'''

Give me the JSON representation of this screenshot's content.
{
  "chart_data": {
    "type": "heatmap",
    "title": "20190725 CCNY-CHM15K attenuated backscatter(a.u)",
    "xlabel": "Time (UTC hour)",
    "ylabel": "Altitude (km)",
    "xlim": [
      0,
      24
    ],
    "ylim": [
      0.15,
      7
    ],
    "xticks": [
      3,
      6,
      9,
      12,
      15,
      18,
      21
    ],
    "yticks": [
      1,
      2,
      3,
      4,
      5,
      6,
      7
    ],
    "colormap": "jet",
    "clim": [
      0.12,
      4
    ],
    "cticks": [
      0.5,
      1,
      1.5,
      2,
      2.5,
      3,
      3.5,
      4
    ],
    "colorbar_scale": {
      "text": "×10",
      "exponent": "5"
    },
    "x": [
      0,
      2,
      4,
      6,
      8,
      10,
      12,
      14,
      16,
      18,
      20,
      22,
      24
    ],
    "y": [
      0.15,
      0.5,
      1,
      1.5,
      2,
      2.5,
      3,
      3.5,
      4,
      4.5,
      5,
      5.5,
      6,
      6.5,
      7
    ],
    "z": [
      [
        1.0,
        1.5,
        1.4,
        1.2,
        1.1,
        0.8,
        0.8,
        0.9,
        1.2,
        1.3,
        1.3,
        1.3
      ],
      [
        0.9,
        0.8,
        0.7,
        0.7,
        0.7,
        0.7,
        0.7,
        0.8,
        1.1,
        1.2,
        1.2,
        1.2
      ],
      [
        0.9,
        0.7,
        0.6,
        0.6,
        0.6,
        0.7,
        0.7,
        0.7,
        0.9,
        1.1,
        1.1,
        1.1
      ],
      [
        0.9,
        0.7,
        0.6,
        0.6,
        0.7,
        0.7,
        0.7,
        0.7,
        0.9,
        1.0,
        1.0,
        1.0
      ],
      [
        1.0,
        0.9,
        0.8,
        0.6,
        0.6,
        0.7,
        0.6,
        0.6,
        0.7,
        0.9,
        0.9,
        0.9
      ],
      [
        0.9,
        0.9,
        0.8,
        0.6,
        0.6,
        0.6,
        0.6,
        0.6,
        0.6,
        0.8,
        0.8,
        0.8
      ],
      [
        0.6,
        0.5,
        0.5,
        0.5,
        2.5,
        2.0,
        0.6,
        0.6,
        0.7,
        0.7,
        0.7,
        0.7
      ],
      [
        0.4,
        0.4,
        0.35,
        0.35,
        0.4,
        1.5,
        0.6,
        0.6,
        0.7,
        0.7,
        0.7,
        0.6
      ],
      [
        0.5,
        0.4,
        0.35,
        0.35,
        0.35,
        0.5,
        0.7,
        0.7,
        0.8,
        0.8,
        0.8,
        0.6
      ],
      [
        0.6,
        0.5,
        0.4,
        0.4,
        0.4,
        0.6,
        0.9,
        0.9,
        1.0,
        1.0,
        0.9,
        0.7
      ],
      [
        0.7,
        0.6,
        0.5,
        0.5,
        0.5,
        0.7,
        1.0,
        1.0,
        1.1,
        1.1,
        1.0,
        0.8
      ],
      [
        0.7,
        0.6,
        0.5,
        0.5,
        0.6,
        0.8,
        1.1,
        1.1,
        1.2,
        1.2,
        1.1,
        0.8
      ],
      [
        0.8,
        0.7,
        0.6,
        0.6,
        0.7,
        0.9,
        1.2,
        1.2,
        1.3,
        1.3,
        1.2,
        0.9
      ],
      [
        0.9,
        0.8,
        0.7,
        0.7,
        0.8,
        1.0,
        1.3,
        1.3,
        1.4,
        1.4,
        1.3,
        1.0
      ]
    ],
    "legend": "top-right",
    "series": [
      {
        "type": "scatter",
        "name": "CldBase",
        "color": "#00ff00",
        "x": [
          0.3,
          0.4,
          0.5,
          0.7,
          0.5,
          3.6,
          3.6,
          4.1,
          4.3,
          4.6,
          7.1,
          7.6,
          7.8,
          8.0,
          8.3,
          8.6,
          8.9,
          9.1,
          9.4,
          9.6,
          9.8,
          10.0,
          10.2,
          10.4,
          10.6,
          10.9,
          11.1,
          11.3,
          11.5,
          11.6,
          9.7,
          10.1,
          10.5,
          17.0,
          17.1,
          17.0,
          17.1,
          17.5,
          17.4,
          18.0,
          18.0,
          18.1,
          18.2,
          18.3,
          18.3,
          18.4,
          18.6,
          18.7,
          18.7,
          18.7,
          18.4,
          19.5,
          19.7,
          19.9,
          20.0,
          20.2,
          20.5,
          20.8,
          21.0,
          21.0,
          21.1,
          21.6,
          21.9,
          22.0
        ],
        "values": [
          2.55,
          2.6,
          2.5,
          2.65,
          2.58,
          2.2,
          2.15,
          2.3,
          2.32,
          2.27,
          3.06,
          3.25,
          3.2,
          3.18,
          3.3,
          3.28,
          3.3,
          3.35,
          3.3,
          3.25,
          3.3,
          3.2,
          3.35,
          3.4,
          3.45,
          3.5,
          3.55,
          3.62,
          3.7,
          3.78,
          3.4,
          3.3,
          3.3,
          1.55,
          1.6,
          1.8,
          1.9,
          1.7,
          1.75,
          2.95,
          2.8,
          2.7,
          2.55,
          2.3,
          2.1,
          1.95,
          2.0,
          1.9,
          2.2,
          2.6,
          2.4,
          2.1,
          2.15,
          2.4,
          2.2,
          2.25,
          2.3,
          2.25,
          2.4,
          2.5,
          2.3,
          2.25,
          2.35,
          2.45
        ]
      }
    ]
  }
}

'''

● **Your objective**
Take the entries above and transcribe them exactly.

● **Output for this task**
Give me the JSON representation of this screenshot's content.
{
  "chart_data": {
    "type": "heatmap",
    "title": "20190725 CCNY-CHM15K attenuated backscatter(a.u)",
    "xlabel": "Time (UTC hour)",
    "ylabel": "Altitude (km)",
    "xlim": [
      0,
      24
    ],
    "ylim": [
      0.15,
      7
    ],
    "xticks": [
      3,
      6,
      9,
      12,
      15,
      18,
      21
    ],
    "yticks": [
      1,
      2,
      3,
      4,
      5,
      6,
      7
    ],
    "colormap": "jet",
    "clim": [
      0.12,
      4
    ],
    "cticks": [
      0.5,
      1,
      1.5,
      2,
      2.5,
      3,
      3.5,
      4
    ],
    "colorbar_scale": {
      "text": "×10",
      "exponent": "5"
    },
    "x": [
      0,
      2,
      4,
      6,
      8,
      10,
      12,
      14,
      16,
      18,
      20,
      22,
      24
    ],
    "y": [
      0.15,
      0.5,
      1,
      1.5,
      2,
      2.5,
      3,
      3.5,
      4,
      4.5,
      5,
      5.5,
      6,
      6.5,
      7
    ],
    "z": [
      [
        1.0,
        1.5,
        1.4,
        1.2,
        1.1,
        0.8,
        0.8,
        0.9,
        1.2,
        1.3,
        1.3,
        1.3
      ],
      [
        0.9,
        0.8,
        0.7,
        0.7,
        0.7,
        0.7,
        0.7,
        0.8,
        1.1,
        1.2,
        1.2,
        1.2
      ],
      [
        0.9,
        0.7,
        0.6,
        0.6,
        0.6,
        0.7,
        0.7,
        0.7,
        0.9,
        1.1,
        1.1,
        1.1
      ],
      [
        0.9,
        0.7,
        0.6,
        0.6,
        0.7,
        0.7,
        0.7,
        0.7,
        0.9,
        1.0,
        1.0,
        1.0
      ],
      [
        1.0,
        0.9,
        0.8,
        0.6,
        0.6,
        0.7,
        0.6,
        0.6,
        0.7,
        0.9,
        0.9,
        0.9
      ],
      [
        0.9,
        0.9,
        0.8,
        0.6,
        0.6,
        0.6,
        0.6,
        0.6,
        0.6,
        0.8,
        0.8,
        0.8
      ],
      [
        0.6,
        0.5,
        0.5,
        0.5,
        2.5,
        2.0,
        0.6,
        0.6,
        0.7,
        0.7,
        0.7,
        0.7
      ],
      [
        0.4,
        0.4,
        0.35,
        0.35,
        0.4,
        1.5,
        0.6,
        0.6,
        0.7,
        0.7,
        0.7,
        0.6
      ],
      [
        0.5,
        0.4,
        0.35,
        0.35,
        0.35,
        0.5,
        0.7,
        0.7,
        0.8,
        0.8,
        0.8,
        0.6
      ],
      [
        0.6,
        0.5,
        0.4,
        0.4,
        0.4,
        0.6,
        0.9,
        0.9,
        1.0,
        1.0,
        0.9,
        0.7
      ],
      [
        0.7,
        0.6,
        0.5,
        0.5,
        0.5,
        0.7,
        1.0,
        1.0,
        1.1,
        1.1,
        1.0,
        0.8
      ],
      [
        0.7,
        0.6,
        0.5,
        0.5,
        0.6,
        0.8,
        1.1,
        1.1,
        1.2,
        1.2,
        1.1,
        0.8
      ],
      [
        0.8,
        0.7,
        0.6,
        0.6,
        0.7,
        0.9,
        1.2,
        1.2,
        1.3,
        1.3,
        1.2,
        0.9
      ],
      [
        0.9,
        0.8,
        0.7,
        0.7,
        0.8,
        1.0,
        1.3,
        1.3,
        1.4,
        1.4,
        1.3,
        1.0
      ]
    ],
    "legend": "top-right",
    "series": [
      {
        "type": "scatter",
        "name": "CldBase",
        "color": "#00ff00",
        "x": [
          0.3,
          0.4,
          0.5,
          0.7,
          0.5,
          3.6,
          3.6,
          4.1,
          4.3,
          4.6,
          7.1,
          7.6,
          7.8,
          8.0,
          8.3,
          8.6,
          8.9,
          9.1,
          9.4,
          9.6,
          9.8,
          10.0,
          10.2,
          10.4,
          10.6,
          10.9,
          11.1,
          11.3,
          11.5,
          11.6,
          9.7,
          10.1,
          10.5,
          17.0,
          17.1,
          17.0,
          17.1,
          17.5,
          17.4,
          18.0,
          18.0,
          18.1,
          18.2,
          18.3,
          18.3,
          18.4,
          18.6,
          18.7,
          18.7,
          18.7,
          18.4,
          19.5,
          19.7,
          19.9,
          20.0,
          20.2,
          20.5,
          20.8,
          21.0,
          21.0,
          21.1,
          21.6,
          21.9,
          22.0
        ],
        "values": [
          2.55,
          2.6,
          2.5,
          2.65,
          2.58,
          2.2,
          2.15,
          2.3,
          2.32,
          2.27,
          3.06,
          3.25,
          3.2,
          3.18,
          3.3,
          3.28,
          3.3,
          3.35,
          3.3,
          3.25,
          3.3,
          3.2,
          3.35,
          3.4,
          3.45,
          3.5,
          3.55,
          3.62,
          3.7,
          3.78,
          3.4,
          3.3,
          3.3,
          1.55,
          1.6,
          1.8,
          1.9,
          1.7,
          1.75,
          2.95,
          2.8,
          2.7,
          2.55,
          2.3,
          2.1,
          1.95,
          2.0,
          1.9,
          2.2,
          2.6,
          2.4,
          2.1,
          2.15,
          2.4,
          2.2,
          2.25,
          2.3,
          2.25,
          2.4,
          2.5,
          2.3,
          2.25,
          2.35,
          2.45
        ]
      }
    ]
  }
}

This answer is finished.